### [Task objective]
Would you transcribe the listing that follows, character for character, and omit its images?

[start Extracted information]

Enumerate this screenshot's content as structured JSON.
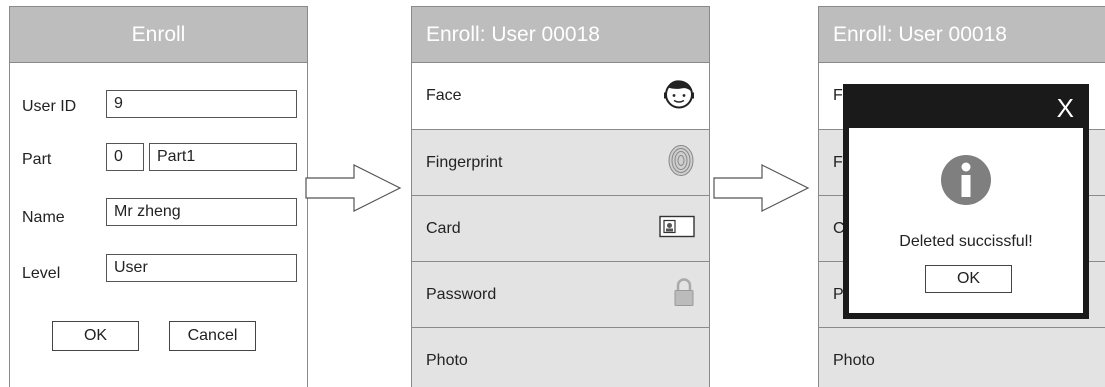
{
  "screen1": {
    "title": "Enroll",
    "fields": [
      {
        "label": "User ID",
        "value": "9"
      },
      {
        "label": "Part",
        "value_num": "0",
        "value": "Part1"
      },
      {
        "label": "Name",
        "value": "Mr zheng"
      },
      {
        "label": "Level",
        "value": "User"
      }
    ],
    "ok_label": "OK",
    "cancel_label": "Cancel"
  },
  "screen2": {
    "title": "Enroll: User 00018",
    "items": [
      {
        "label": "Face",
        "icon": "face-icon"
      },
      {
        "label": "Fingerprint",
        "icon": "fingerprint-icon"
      },
      {
        "label": "Card",
        "icon": "card-icon"
      },
      {
        "label": "Password",
        "icon": "lock-icon"
      },
      {
        "label": "Photo",
        "icon": ""
      }
    ]
  },
  "screen3": {
    "title": "Enroll: User 00018",
    "items": [
      {
        "label": "F"
      },
      {
        "label": "F"
      },
      {
        "label": "C"
      },
      {
        "label": "P"
      },
      {
        "label": "Photo"
      }
    ],
    "dialog": {
      "close_label": "X",
      "message": "Deleted succissful!",
      "ok_label": "OK",
      "icon": "info-icon"
    }
  },
  "colors": {
    "header_bg": "#bdbdbd",
    "row_bg": "#e3e3e3",
    "dialog_frame": "#1a1a1a",
    "info_icon": "#7f7f7f"
  }
}
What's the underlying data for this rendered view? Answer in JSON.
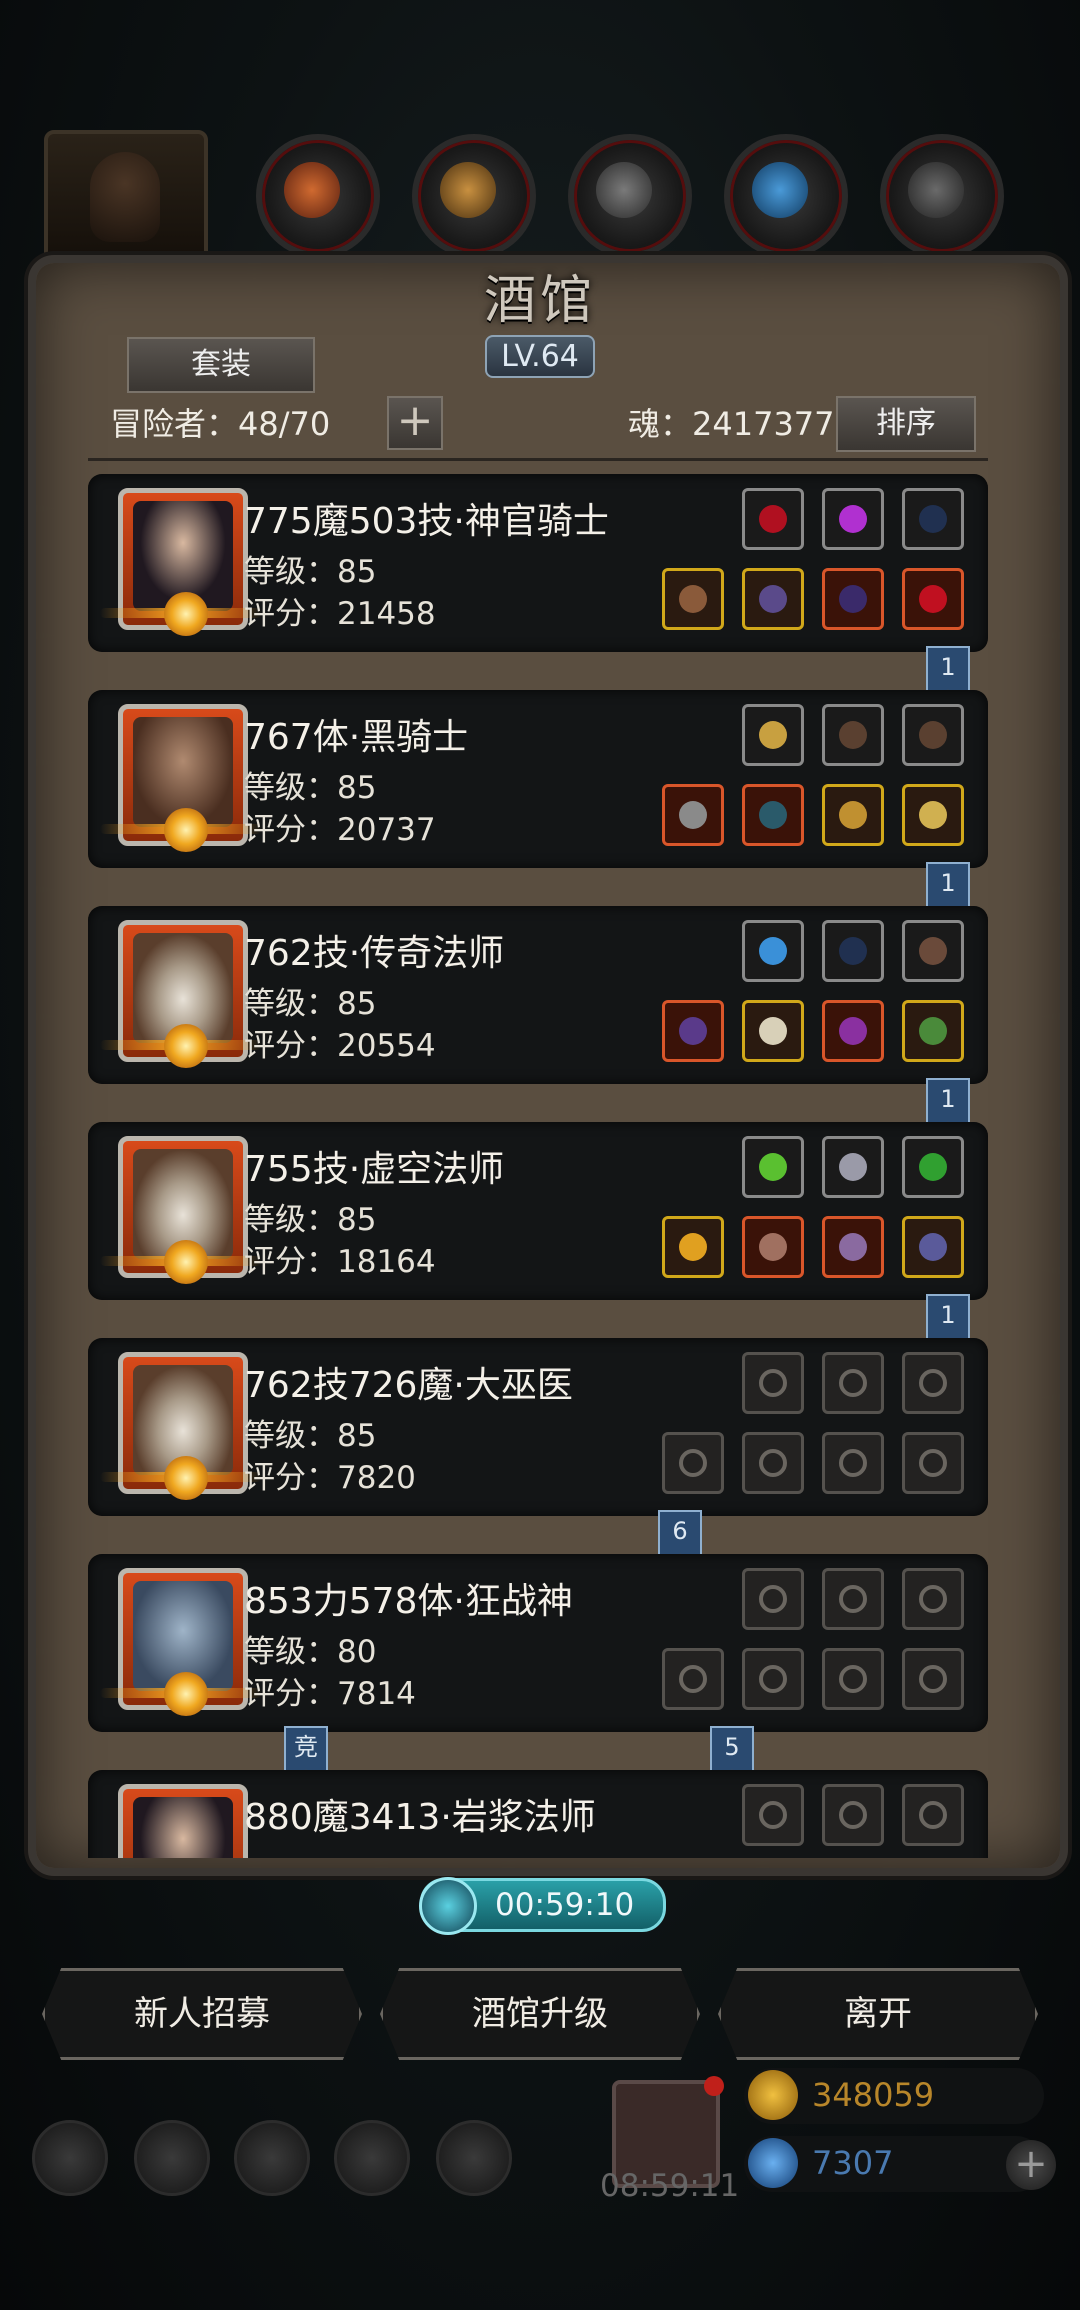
{
  "tavern": {
    "title": "酒馆",
    "level": "LV.64",
    "set_label": "套装",
    "adventurers_label": "冒险者：48/70",
    "soul_label": "魂：2417377",
    "sort_label": "排序"
  },
  "heroes": [
    {
      "name": "775魔503技·神官骑士",
      "level": "等级：85",
      "score": "评分：21458",
      "portrait": "female-priest",
      "bookmark": "1"
    },
    {
      "name": "767体·黑骑士",
      "level": "等级：85",
      "score": "评分：20737",
      "portrait": "dark-knight",
      "bookmark": "1"
    },
    {
      "name": "762技·传奇法师",
      "level": "等级：85",
      "score": "评分：20554",
      "portrait": "bearded-mage",
      "bookmark": "1"
    },
    {
      "name": "755技·虚空法师",
      "level": "等级：85",
      "score": "评分：18164",
      "portrait": "bearded-mage",
      "bookmark": "1"
    },
    {
      "name": "762技726魔·大巫医",
      "level": "等级：85",
      "score": "评分：7820",
      "portrait": "bearded-mage",
      "bookmark": "6"
    },
    {
      "name": "853力578体·狂战神",
      "level": "等级：80",
      "score": "评分：7814",
      "portrait": "blue-berserker",
      "bookmark": "5",
      "badge": "竞"
    },
    {
      "name": "880魔3413·岩浆法师",
      "level": "",
      "score": "",
      "portrait": "hooded-mage"
    }
  ],
  "timer": "00:59:10",
  "actions": {
    "recruit": "新人招募",
    "upgrade": "酒馆升级",
    "leave": "离开"
  },
  "footer": {
    "gift_time": "08:59:11",
    "gold": "348059",
    "gems": "7307"
  },
  "colors": {
    "gold_border": "#d1a81a",
    "red_border": "#d9562a",
    "gray_border": "#8a8a8a",
    "bookmark": "#2a4a70"
  }
}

[end Extracted information]

### [Written response]
Enumerate this screenshot's content as structured JSON.
{
  "screen1": {
    "title": "Enroll",
    "fields": [
      {
        "label": "User ID",
        "value": "9"
      },
      {
        "label": "Part",
        "value_num": "0",
        "value": "Part1"
      },
      {
        "label": "Name",
        "value": "Mr zheng"
      },
      {
        "label": "Level",
        "value": "User"
      }
    ],
    "ok_label": "OK",
    "cancel_label": "Cancel"
  },
  "screen2": {
    "title": "Enroll: User 00018",
    "items": [
      {
        "label": "Face",
        "icon": "face-icon"
      },
      {
        "label": "Fingerprint",
        "icon": "fingerprint-icon"
      },
      {
        "label": "Card",
        "icon": "card-icon"
      },
      {
        "label": "Password",
        "icon": "lock-icon"
      },
      {
        "label": "Photo",
        "icon": ""
      }
    ]
  },
  "screen3": {
    "title": "Enroll: User 00018",
    "items": [
      {
        "label": "F"
      },
      {
        "label": "F"
      },
      {
        "label": "C"
      },
      {
        "label": "P"
      },
      {
        "label": "Photo"
      }
    ],
    "dialog": {
      "close_label": "X",
      "message": "Deleted succissful!",
      "ok_label": "OK",
      "icon": "info-icon"
    }
  },
  "colors": {
    "header_bg": "#bdbdbd",
    "row_bg": "#e3e3e3",
    "dialog_frame": "#1a1a1a",
    "info_icon": "#7f7f7f"
  }
}
What's the underlying data for this rendered view? Answer in JSON.
{
  "tavern": {
    "title": "酒馆",
    "level": "LV.64",
    "set_label": "套装",
    "adventurers_label": "冒险者：48/70",
    "soul_label": "魂：2417377",
    "sort_label": "排序"
  },
  "heroes": [
    {
      "name": "775魔503技·神官骑士",
      "level": "等级：85",
      "score": "评分：21458",
      "portrait": "female-priest",
      "bookmark": "1"
    },
    {
      "name": "767体·黑骑士",
      "level": "等级：85",
      "score": "评分：20737",
      "portrait": "dark-knight",
      "bookmark": "1"
    },
    {
      "name": "762技·传奇法师",
      "level": "等级：85",
      "score": "评分：20554",
      "portrait": "bearded-mage",
      "bookmark": "1"
    },
    {
      "name": "755技·虚空法师",
      "level": "等级：85",
      "score": "评分：18164",
      "portrait": "bearded-mage",
      "bookmark": "1"
    },
    {
      "name": "762技726魔·大巫医",
      "level": "等级：85",
      "score": "评分：7820",
      "portrait": "bearded-mage",
      "bookmark": "6"
    },
    {
      "name": "853力578体·狂战神",
      "level": "等级：80",
      "score": "评分：7814",
      "portrait": "blue-berserker",
      "bookmark": "5",
      "badge": "竞"
    },
    {
      "name": "880魔3413·岩浆法师",
      "level": "",
      "score": "",
      "portrait": "hooded-mage"
    }
  ],
  "timer": "00:59:10",
  "actions": {
    "recruit": "新人招募",
    "upgrade": "酒馆升级",
    "leave": "离开"
  },
  "footer": {
    "gift_time": "08:59:11",
    "gold": "348059",
    "gems": "7307"
  },
  "colors": {
    "gold_border": "#d1a81a",
    "red_border": "#d9562a",
    "gray_border": "#8a8a8a",
    "bookmark": "#2a4a70"
  }
}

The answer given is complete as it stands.